_TASK STATEMENT_.
Only the lines starting at the one that contains "Transcribe this image's" and running to the end should be repeated, exactly as written.

::: DATA ROWS

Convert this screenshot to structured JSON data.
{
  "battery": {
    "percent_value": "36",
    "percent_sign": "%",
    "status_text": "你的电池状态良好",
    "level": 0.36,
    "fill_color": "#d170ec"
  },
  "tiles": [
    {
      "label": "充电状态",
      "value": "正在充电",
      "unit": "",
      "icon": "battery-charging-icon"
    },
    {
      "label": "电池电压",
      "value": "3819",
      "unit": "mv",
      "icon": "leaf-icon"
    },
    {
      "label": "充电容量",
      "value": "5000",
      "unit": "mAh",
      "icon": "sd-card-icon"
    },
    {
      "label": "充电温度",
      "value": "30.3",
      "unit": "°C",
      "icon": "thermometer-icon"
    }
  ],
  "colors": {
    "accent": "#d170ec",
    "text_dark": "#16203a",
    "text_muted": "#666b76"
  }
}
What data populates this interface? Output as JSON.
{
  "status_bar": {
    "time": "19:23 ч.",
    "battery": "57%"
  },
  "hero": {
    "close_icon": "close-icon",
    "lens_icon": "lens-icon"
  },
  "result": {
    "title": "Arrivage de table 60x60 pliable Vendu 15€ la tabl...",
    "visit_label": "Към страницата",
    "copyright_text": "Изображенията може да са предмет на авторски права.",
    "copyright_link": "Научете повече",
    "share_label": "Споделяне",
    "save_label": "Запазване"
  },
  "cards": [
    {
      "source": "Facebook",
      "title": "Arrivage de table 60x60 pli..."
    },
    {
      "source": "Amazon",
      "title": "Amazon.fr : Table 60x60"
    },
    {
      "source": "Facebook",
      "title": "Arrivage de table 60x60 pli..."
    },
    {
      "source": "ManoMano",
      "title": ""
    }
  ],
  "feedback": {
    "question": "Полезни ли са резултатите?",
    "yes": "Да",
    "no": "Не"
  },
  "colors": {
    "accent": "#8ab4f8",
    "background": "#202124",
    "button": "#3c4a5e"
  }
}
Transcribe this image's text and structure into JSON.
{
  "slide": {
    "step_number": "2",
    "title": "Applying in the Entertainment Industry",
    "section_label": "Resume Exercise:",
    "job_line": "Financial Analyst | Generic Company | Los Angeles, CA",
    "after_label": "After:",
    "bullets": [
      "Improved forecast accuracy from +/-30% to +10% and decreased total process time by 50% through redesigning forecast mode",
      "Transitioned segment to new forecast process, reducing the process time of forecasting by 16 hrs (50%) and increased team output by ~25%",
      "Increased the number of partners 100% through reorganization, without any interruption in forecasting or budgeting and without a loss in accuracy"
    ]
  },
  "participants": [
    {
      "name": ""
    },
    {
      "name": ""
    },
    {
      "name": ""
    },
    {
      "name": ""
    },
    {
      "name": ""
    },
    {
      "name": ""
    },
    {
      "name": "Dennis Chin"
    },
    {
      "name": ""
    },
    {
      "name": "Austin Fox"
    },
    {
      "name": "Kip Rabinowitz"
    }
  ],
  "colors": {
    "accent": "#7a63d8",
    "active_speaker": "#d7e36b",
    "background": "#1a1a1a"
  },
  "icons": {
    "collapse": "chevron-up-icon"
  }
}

::::::

_RESPONSE BELOW_.
Transcribe this image's text and structure into JSON.
{
  "slide": {
    "step_number": "2",
    "title": "Applying in the Entertainment Industry",
    "section_label": "Resume Exercise:",
    "job_line": "Financial Analyst | Generic Company | Los Angeles, CA",
    "after_label": "After:",
    "bullets": [
      "Improved forecast accuracy from +/-30% to +10% and decreased total process time by 50% through redesigning forecast mode",
      "Transitioned segment to new forecast process, reducing the process time of forecasting by 16 hrs (50%) and increased team output by ~25%",
      "Increased the number of partners 100% through reorganization, without any interruption in forecasting or budgeting and without a loss in accuracy"
    ]
  },
  "participants": [
    {
      "name": ""
    },
    {
      "name": ""
    },
    {
      "name": ""
    },
    {
      "name": ""
    },
    {
      "name": ""
    },
    {
      "name": ""
    },
    {
      "name": "Dennis Chin"
    },
    {
      "name": ""
    },
    {
      "name": "Austin Fox"
    },
    {
      "name": "Kip Rabinowitz"
    }
  ],
  "colors": {
    "accent": "#7a63d8",
    "active_speaker": "#d7e36b",
    "background": "#1a1a1a"
  },
  "icons": {
    "collapse": "chevron-up-icon"
  }
}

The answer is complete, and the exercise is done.